**PROBLEM TO WORK ON:** Work out how many lines of the material below mention the word "scaled"; reply with the number only.

**DATA TO PROCESS:**
>> begin
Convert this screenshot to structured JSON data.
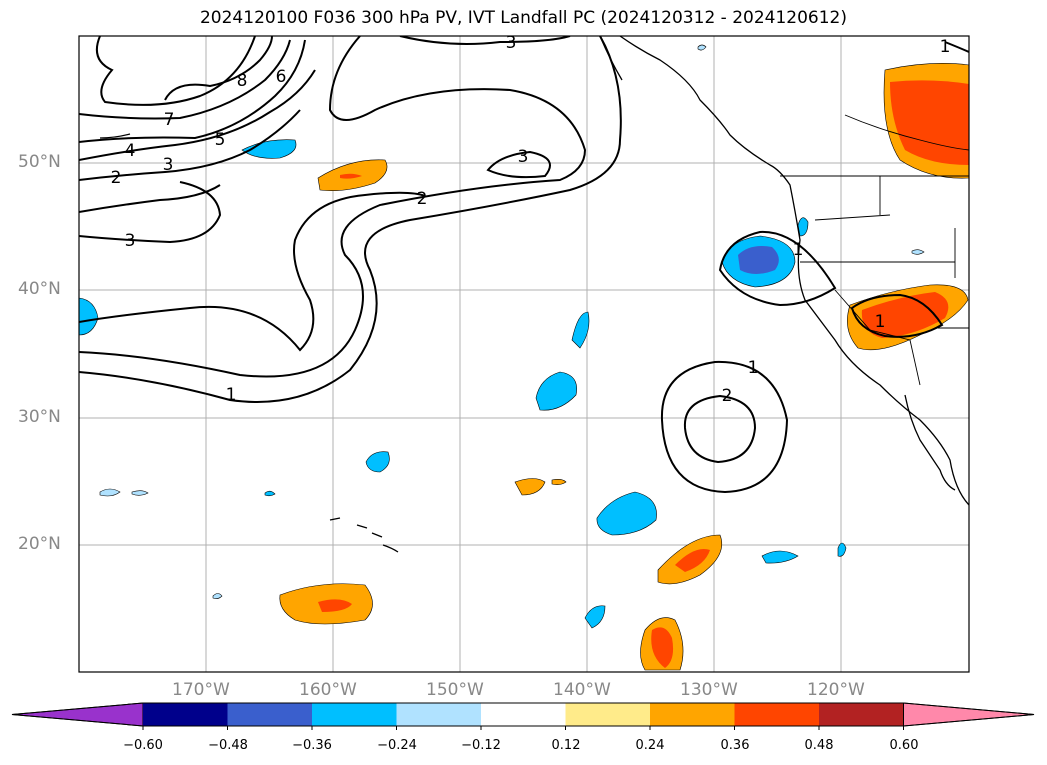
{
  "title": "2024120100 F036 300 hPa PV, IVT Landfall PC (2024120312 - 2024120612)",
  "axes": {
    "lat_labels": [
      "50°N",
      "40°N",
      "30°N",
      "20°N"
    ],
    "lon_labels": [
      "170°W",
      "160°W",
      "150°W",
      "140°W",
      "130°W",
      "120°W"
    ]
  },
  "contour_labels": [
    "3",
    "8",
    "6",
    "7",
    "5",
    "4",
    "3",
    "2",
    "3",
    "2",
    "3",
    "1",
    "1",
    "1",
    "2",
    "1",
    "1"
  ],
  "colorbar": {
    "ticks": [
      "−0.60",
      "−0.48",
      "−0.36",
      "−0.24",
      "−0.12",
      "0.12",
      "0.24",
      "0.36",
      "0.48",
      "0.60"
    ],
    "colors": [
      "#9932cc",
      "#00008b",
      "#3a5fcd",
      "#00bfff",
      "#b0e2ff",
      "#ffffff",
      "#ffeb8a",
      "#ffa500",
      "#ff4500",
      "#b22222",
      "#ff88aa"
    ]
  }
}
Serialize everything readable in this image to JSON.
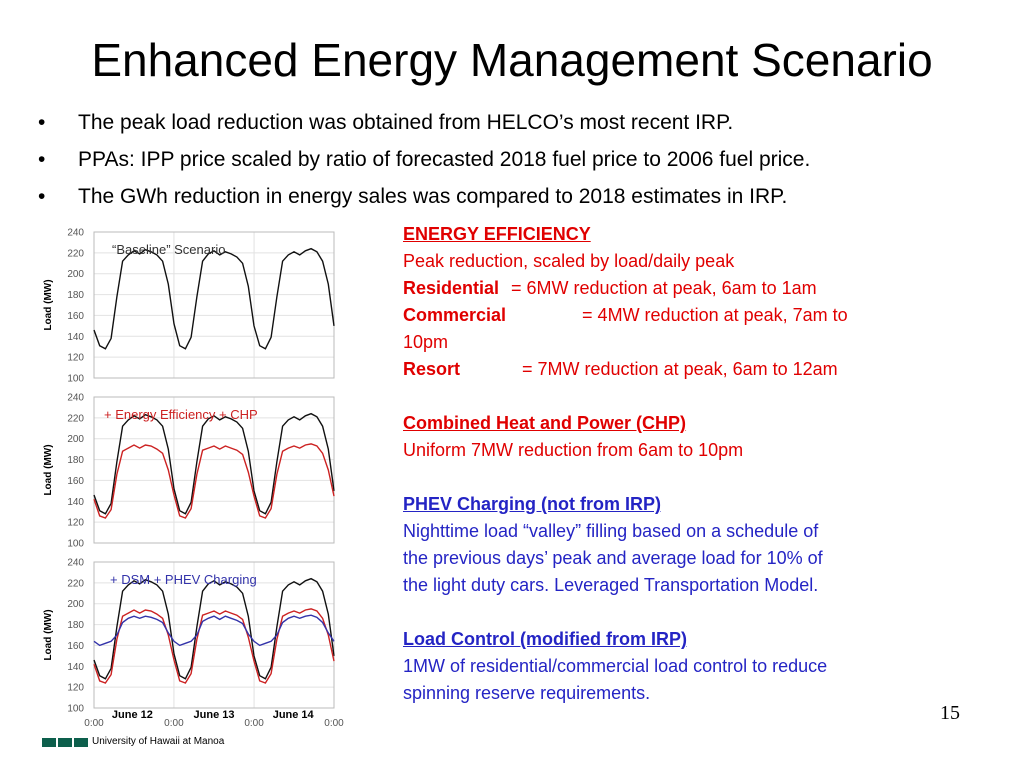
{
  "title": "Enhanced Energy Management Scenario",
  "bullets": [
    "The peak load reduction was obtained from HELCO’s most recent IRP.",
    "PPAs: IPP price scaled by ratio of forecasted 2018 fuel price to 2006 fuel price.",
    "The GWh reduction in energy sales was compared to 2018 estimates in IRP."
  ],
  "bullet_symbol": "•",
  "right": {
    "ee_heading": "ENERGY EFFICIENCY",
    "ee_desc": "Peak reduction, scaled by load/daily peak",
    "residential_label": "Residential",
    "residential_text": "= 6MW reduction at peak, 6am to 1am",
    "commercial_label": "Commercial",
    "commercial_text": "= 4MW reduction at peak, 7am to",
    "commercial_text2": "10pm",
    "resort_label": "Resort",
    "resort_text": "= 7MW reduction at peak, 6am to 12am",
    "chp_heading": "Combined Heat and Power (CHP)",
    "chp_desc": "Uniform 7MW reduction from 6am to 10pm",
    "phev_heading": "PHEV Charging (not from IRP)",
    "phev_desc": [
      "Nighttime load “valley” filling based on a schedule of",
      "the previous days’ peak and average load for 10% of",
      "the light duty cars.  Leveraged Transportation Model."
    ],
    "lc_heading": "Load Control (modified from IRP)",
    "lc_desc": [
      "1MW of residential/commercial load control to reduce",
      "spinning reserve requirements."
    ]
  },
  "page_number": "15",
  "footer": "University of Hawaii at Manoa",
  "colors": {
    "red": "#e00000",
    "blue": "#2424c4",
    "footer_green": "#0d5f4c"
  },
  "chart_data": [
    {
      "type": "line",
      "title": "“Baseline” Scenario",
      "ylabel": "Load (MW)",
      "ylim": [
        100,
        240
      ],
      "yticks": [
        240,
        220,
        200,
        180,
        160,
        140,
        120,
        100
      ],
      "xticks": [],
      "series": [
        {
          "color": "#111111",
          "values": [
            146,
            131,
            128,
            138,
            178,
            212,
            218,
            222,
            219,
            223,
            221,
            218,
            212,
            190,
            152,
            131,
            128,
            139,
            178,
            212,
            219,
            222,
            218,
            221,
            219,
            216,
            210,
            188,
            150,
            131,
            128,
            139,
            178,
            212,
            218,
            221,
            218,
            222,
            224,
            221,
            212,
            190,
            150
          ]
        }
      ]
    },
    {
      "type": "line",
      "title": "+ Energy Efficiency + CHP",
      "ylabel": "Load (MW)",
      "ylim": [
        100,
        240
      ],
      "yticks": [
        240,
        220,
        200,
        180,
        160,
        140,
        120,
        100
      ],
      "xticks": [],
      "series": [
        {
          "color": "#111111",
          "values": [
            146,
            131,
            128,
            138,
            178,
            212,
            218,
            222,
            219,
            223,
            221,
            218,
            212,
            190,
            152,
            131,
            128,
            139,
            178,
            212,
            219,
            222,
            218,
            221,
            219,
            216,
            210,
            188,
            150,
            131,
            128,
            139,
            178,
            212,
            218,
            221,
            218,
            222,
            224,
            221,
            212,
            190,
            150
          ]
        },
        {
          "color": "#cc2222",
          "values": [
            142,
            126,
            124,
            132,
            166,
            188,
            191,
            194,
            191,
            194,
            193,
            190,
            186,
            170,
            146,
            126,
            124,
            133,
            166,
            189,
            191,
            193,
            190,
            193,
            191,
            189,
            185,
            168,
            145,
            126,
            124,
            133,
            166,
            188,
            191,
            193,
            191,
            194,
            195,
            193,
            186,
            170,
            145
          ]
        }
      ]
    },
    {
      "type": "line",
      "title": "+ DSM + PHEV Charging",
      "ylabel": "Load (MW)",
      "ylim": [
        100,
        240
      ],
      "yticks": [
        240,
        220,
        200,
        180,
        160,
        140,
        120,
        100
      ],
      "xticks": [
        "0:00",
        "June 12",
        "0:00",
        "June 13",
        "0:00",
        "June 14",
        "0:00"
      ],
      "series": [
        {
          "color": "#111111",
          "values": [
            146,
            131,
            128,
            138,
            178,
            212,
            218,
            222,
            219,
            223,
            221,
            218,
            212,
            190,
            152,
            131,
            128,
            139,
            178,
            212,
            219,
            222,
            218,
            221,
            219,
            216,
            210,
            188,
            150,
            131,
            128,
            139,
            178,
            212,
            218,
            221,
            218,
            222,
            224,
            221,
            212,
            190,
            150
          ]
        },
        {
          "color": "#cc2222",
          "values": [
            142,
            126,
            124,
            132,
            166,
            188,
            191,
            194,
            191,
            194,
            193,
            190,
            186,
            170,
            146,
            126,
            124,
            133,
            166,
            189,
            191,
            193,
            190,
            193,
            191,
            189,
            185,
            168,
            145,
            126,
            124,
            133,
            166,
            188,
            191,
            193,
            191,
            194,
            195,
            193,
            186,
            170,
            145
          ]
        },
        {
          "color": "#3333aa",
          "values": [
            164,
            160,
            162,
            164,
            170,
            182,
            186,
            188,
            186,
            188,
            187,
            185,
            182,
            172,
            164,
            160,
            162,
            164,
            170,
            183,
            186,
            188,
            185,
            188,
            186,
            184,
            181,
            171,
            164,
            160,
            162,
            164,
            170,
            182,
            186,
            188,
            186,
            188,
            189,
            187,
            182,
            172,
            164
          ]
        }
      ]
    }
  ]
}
>> end
**REPLY TO THE EXERCISE:** 2